*Entries provided*
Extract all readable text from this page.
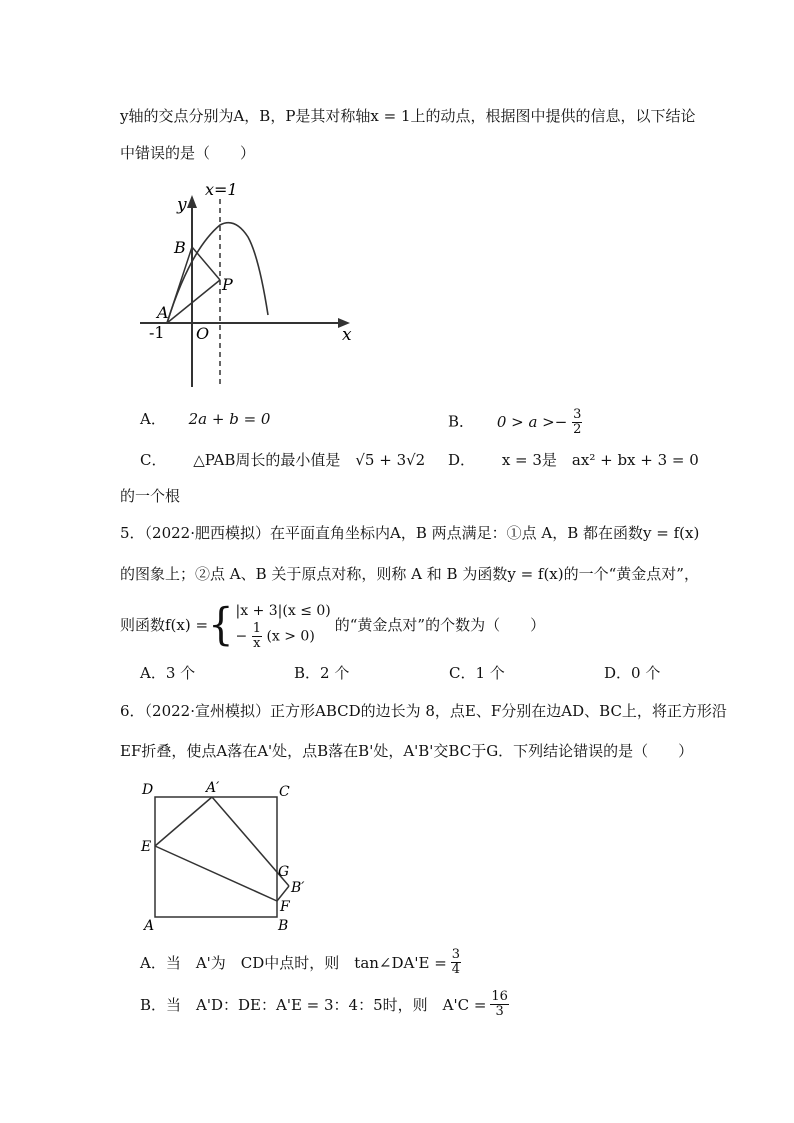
y轴的交点分别为A，B，P是其对称轴x = 1上的动点，根据图中提供的信息，以下结论
中错误的是（　　）
x=1
y
x
B
P
A
-1 O
A． 2a + b = 0	B． $0 > a >- \frac{3}{2}$
C． △PAB周长的最小值是　√5 + 3√2 D． x = 3是　ax² + bx + 3 = 0
的一个根
5．（2022·肥西模拟）在平面直角坐标内A，B 两点满足：①点 A，B 都在函数y = f(x)
的图象上；②点 A、B 关于原点对称，则称 A 和 B 为函数y = f(x)的一个“黄金点对”，
则函数f(x) = { |x + 3|(x ≤ 0)
− $\frac{1}{x} (x > 0)$
的“黄金点对”的个数为（　　）
A．3 个	B．2 个	C．1 个	D．0 个
6．（2022·宣州模拟）正方形ABCD的边长为 8，点E、F分别在边AD、BC上，将正方形沿
EF折叠，使点A落在A'处，点B落在B'处，A'B'交BC于G．下列结论错误的是（　　）
D	A′	C
E
G
B′
F
A	B
A．当　A'为　CD中点时，则　tan∠DA'E = $\frac{3}{4}$
B．当　A'D：DE：A'E = 3：4：5时，则　$A'C = \frac{16}{3}$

*Written instruction*
Each line above is to be copied verbatim. Drop any image from the copy.

*Completed task*
Extract all readable text from this page.
y轴的交点分别为A，B，P是其对称轴x = 1上的动点，根据图中提供的信息，以下结论
中错误的是（　　）
x=1
y
x
B
P
A
-1 O
A． 2a + b = 0	B． $0 > a >- \frac{3}{2}$
C． △PAB周长的最小值是　√5 + 3√2 D． x = 3是　ax² + bx + 3 = 0
的一个根
5．（2022·肥西模拟）在平面直角坐标内A，B 两点满足：①点 A，B 都在函数y = f(x)
的图象上；②点 A、B 关于原点对称，则称 A 和 B 为函数y = f(x)的一个“黄金点对”，
则函数f(x) = { |x + 3|(x ≤ 0)
− $\frac{1}{x} (x > 0)$
的“黄金点对”的个数为（　　）
A．3 个	B．2 个	C．1 个	D．0 个
6．（2022·宣州模拟）正方形ABCD的边长为 8，点E、F分别在边AD、BC上，将正方形沿
EF折叠，使点A落在A'处，点B落在B'处，A'B'交BC于G．下列结论错误的是（　　）
D	A′	C
E
G
B′
F
A	B
A．当　A'为　CD中点时，则　tan∠DA'E = $\frac{3}{4}$
B．当　A'D：DE：A'E = 3：4：5时，则　$A'C = \frac{16}{3}$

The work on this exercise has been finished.